### The request
Set out each line from the following listing that includes the word "lecture".

Items from a dataset:

• • •

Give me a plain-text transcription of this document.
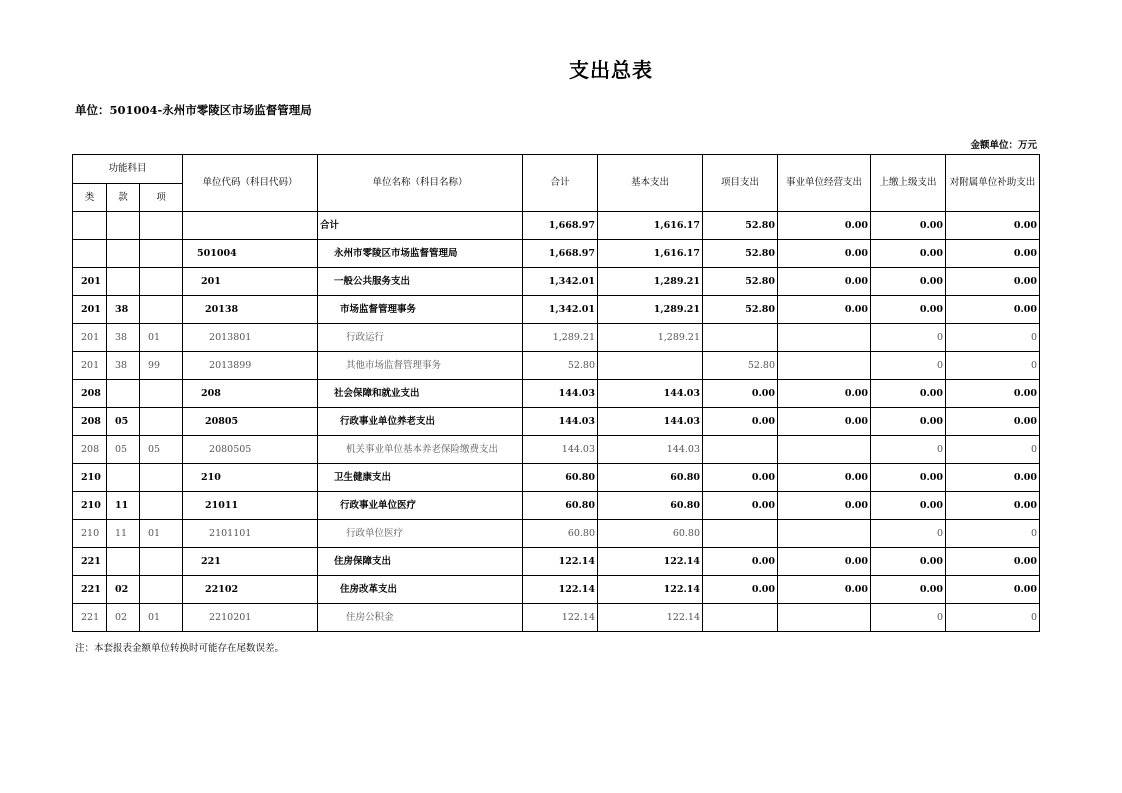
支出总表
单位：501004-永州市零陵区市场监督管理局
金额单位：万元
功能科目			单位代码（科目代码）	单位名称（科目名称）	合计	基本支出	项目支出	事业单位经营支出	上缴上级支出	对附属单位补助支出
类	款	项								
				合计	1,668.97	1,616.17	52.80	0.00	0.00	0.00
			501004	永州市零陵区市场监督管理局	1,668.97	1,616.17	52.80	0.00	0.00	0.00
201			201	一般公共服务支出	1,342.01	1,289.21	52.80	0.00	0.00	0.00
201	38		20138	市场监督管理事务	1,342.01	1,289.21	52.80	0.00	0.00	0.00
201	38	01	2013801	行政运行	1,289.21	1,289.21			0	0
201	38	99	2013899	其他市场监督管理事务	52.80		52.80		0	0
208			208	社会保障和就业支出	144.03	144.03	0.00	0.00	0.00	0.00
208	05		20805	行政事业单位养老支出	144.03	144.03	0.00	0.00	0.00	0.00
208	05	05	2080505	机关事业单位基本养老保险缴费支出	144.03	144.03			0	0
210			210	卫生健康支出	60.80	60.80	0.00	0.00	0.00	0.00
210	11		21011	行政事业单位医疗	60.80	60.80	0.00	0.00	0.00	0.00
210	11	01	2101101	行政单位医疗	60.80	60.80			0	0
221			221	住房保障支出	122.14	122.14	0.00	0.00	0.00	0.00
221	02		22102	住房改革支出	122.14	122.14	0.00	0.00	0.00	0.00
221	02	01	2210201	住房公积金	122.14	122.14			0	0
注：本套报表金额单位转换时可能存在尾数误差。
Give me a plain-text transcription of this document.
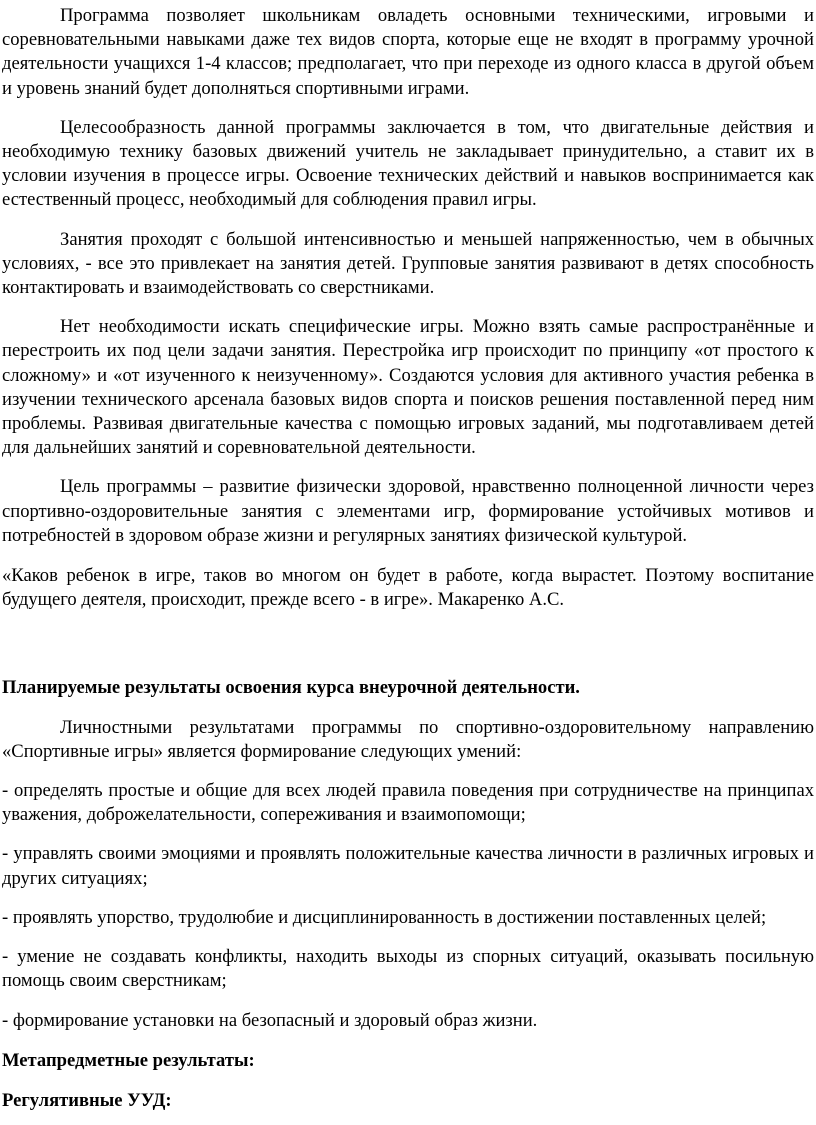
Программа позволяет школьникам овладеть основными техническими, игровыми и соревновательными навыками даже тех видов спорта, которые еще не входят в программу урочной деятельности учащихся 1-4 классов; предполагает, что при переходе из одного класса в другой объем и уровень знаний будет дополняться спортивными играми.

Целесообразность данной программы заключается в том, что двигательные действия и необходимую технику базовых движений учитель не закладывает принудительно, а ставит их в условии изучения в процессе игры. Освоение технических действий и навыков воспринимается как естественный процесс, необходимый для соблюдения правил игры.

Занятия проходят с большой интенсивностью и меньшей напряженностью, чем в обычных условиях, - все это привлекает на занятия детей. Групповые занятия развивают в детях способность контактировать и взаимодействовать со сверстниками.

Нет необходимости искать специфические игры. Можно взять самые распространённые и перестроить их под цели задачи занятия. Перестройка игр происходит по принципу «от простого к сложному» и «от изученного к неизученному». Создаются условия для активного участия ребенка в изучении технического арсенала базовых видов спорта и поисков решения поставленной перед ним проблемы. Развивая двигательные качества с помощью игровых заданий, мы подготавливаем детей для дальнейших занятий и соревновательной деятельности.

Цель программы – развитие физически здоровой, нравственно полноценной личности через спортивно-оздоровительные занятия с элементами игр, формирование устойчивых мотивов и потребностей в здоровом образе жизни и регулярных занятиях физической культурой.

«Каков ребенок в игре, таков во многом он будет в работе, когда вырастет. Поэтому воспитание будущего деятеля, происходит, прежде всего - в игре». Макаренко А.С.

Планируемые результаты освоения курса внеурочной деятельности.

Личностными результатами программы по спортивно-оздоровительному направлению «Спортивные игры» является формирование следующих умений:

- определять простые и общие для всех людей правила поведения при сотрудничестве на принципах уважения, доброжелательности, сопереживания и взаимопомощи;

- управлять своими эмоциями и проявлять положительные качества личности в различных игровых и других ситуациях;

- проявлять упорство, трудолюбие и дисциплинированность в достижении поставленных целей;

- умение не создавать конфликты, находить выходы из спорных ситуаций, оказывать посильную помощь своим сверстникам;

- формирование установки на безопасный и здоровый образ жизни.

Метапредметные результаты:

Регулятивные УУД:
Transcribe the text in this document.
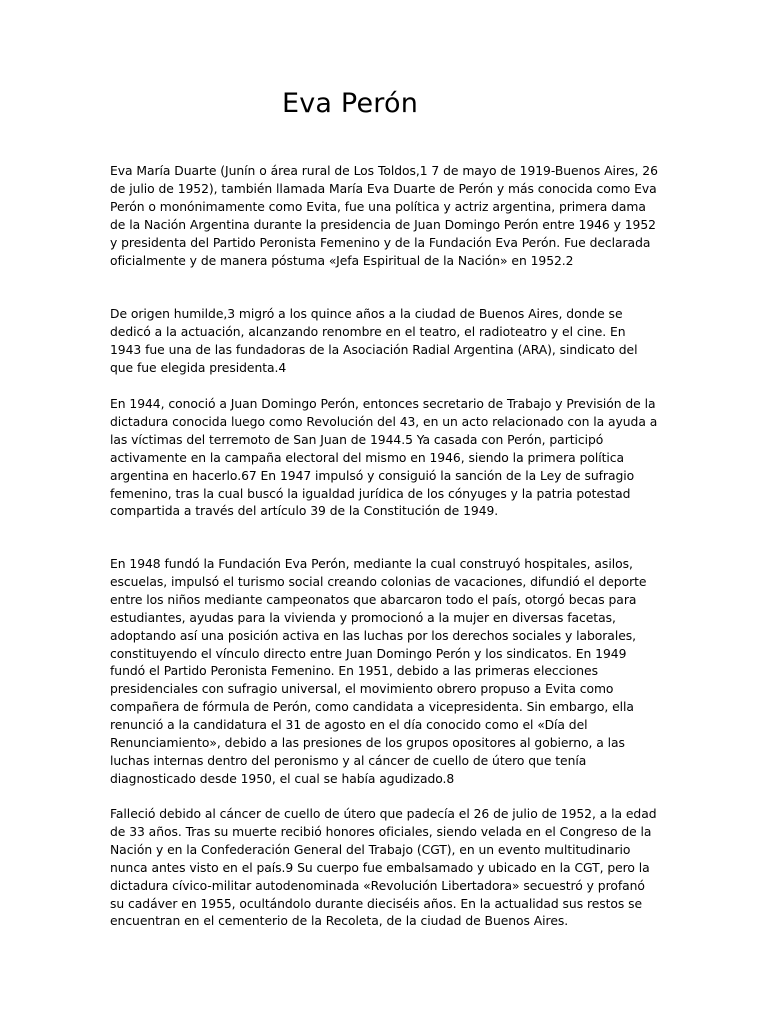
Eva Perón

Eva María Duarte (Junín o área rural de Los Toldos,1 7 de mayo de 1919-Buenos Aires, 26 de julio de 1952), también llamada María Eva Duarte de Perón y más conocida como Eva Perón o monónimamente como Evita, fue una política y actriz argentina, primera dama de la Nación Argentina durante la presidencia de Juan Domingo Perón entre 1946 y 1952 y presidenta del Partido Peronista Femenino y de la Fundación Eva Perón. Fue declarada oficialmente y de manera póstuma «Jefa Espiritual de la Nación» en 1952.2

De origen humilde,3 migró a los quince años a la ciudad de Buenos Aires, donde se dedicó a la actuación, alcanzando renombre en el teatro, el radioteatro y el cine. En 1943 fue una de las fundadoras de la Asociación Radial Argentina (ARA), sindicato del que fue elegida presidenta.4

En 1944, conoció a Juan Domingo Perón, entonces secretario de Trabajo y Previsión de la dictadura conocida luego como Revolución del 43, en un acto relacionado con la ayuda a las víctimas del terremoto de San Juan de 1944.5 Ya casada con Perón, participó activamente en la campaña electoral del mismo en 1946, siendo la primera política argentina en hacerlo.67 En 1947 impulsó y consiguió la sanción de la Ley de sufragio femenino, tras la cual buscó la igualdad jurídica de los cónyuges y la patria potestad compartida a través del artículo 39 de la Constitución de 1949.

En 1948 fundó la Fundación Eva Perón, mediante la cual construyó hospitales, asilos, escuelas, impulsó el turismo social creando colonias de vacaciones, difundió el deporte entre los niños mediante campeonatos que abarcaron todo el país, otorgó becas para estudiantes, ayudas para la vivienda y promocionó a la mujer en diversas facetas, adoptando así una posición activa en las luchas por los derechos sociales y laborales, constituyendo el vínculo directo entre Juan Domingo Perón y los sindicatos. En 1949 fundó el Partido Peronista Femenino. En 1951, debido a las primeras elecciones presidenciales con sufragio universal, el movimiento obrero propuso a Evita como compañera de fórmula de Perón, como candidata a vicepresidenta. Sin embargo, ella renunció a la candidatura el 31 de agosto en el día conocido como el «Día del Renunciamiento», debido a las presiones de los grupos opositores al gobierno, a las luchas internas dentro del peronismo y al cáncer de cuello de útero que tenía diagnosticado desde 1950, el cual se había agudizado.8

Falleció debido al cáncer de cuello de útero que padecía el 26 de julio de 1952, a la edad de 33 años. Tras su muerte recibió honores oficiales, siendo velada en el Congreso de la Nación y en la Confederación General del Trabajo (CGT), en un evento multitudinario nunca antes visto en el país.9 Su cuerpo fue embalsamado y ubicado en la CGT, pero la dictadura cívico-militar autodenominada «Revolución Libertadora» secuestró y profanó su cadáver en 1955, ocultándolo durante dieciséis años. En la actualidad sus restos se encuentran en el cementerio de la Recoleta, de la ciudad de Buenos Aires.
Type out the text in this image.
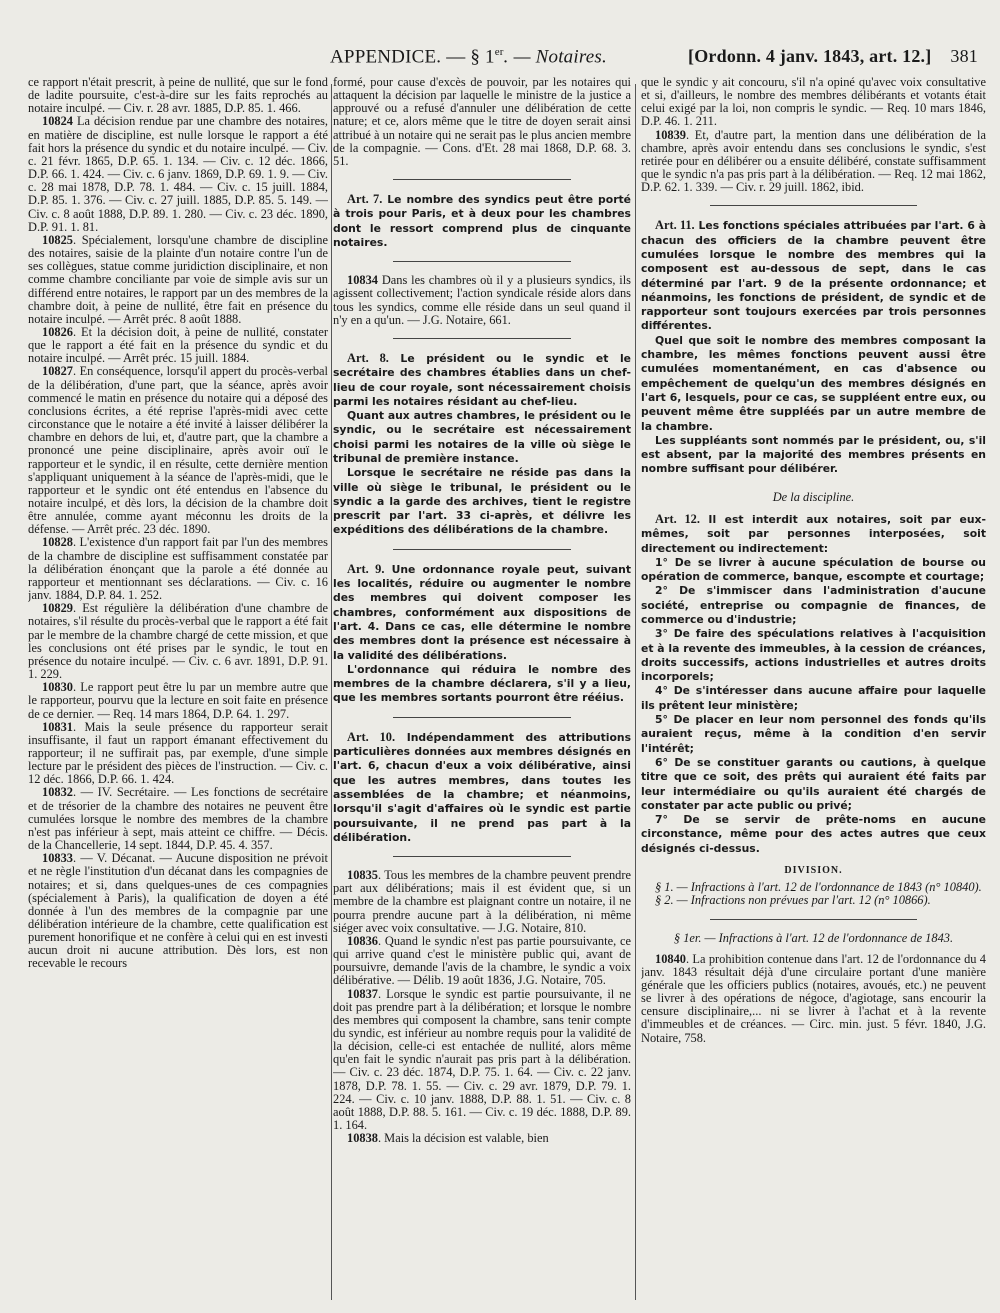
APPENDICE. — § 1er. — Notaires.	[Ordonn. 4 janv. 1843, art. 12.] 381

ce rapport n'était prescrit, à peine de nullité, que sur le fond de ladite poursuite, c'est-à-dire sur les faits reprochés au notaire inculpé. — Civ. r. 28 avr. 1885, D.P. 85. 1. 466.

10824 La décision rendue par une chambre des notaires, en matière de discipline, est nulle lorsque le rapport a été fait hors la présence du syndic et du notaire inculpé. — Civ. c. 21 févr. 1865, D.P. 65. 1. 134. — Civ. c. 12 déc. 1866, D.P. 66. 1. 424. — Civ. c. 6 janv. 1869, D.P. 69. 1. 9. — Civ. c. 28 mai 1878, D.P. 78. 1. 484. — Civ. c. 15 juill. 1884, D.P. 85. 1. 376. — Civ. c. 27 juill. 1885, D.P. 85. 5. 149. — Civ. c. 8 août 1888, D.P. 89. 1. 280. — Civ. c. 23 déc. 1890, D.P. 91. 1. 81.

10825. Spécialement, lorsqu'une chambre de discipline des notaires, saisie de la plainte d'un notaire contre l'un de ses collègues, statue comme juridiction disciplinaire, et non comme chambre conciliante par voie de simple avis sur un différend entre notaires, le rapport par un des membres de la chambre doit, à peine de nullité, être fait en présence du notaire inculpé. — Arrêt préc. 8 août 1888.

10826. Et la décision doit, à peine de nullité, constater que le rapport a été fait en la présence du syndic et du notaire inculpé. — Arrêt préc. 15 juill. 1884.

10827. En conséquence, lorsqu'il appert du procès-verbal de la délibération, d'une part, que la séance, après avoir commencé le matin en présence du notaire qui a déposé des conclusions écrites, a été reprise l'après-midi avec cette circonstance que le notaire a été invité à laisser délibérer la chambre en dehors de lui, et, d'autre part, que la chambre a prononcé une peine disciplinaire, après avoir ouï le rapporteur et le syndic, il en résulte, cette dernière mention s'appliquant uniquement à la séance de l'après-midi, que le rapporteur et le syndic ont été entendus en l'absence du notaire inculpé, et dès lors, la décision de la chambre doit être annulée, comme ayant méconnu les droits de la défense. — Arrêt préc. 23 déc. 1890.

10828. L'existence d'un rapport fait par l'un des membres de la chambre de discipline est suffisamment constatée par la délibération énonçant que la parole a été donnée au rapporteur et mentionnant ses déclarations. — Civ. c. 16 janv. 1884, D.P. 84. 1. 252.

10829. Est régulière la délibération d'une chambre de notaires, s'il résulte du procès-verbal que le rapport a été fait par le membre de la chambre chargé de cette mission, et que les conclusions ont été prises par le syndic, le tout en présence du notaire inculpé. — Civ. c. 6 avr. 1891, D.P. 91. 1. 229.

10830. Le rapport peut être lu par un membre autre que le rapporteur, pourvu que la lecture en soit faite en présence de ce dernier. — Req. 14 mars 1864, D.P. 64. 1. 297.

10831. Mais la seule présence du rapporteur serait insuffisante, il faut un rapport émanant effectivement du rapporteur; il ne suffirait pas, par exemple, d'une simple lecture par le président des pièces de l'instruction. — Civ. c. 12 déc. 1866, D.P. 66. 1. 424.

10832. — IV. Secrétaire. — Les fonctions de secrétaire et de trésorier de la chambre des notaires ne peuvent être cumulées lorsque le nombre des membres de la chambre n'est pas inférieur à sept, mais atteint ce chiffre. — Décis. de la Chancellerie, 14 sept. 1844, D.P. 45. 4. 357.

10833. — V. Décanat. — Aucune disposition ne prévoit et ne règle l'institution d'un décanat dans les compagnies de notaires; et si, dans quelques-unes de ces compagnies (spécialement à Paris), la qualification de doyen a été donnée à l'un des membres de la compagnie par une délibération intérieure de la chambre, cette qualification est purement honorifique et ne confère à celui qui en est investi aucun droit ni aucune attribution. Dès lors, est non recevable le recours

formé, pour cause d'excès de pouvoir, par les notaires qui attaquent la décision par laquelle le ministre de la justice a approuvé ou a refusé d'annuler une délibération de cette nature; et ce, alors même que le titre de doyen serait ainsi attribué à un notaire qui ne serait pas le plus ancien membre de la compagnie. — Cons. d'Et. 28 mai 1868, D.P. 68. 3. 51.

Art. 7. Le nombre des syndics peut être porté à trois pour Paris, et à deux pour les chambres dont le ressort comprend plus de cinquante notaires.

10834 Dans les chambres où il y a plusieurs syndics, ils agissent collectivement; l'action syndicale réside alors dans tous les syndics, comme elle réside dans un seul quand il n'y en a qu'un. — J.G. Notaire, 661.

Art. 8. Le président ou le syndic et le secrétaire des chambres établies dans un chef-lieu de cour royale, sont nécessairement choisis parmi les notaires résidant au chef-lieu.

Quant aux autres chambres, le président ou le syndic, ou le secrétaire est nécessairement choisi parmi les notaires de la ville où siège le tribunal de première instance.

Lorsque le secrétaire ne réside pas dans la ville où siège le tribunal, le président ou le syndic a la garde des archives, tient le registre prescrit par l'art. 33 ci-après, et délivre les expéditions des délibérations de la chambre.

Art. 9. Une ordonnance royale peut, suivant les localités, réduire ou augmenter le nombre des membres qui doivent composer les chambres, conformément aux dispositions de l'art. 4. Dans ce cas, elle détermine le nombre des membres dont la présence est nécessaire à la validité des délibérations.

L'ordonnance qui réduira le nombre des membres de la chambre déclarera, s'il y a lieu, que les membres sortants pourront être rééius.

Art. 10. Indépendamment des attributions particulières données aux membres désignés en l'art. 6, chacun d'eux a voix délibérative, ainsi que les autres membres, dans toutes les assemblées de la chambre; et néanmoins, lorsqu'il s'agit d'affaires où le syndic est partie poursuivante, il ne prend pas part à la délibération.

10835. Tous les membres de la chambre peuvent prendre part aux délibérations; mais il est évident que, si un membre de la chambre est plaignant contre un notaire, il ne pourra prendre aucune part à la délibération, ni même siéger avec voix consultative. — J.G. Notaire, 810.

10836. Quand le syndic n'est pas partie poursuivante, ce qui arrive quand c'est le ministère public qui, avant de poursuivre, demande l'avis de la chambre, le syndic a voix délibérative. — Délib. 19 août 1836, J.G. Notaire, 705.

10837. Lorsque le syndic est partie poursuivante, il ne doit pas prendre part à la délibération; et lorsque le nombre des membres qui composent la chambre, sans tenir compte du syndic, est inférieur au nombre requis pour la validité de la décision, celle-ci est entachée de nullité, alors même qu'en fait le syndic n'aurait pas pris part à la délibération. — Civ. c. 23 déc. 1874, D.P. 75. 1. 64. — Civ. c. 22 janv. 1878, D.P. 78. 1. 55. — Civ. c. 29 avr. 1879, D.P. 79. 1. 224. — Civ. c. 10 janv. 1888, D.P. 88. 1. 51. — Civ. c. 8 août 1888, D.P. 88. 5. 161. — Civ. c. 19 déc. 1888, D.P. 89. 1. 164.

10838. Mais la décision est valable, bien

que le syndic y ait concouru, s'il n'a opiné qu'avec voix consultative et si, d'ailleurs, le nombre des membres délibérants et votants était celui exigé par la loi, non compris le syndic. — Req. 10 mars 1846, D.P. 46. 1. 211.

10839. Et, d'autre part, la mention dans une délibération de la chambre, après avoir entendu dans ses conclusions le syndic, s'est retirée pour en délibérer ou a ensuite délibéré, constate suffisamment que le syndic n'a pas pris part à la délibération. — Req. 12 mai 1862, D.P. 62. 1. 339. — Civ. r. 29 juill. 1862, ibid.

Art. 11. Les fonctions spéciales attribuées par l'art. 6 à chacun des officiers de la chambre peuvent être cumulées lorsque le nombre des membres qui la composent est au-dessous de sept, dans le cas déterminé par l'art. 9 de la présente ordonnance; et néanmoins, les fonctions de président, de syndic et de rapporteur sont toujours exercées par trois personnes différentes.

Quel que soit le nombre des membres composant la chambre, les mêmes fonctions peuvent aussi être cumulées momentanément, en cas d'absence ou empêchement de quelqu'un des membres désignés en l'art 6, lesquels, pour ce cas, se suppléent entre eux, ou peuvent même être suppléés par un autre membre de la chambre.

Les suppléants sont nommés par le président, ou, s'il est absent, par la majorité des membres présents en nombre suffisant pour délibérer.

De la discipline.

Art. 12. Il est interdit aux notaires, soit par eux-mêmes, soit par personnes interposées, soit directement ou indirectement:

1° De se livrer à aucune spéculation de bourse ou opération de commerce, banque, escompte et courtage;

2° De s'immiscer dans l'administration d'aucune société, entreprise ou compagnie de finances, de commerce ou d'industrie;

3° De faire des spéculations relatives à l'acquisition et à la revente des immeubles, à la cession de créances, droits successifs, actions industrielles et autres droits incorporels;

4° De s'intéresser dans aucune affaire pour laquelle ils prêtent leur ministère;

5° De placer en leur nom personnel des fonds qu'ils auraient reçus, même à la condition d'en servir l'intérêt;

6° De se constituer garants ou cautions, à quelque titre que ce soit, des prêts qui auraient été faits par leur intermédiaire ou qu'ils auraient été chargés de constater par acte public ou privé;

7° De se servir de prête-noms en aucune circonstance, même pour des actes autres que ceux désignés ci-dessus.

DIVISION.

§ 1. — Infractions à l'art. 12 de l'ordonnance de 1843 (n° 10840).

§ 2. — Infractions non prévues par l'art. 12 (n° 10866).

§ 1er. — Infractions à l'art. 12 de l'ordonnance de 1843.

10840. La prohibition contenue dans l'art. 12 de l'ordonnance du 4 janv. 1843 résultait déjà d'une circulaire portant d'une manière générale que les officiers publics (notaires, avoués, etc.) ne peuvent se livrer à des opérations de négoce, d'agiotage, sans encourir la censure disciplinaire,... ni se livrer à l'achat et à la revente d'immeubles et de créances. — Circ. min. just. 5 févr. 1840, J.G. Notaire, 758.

• • •

### Response to this exercise
10830. Le rapport peut être lu par un membre autre que le rapporteur, pourvu que la lecture en soit faite en présence de ce dernier. — Req. 14 mars 1864, D.P. 64. 1. 297.
10831. Mais la seule présence du rapporteur serait insuffisante, il faut un rapport émanant effectivement du rapporteur; il ne suffirait pas, par exemple, d'une simple lecture par le président des pièces de l'instruction. — Civ. c. 12 déc. 1866, D.P. 66. 1. 424.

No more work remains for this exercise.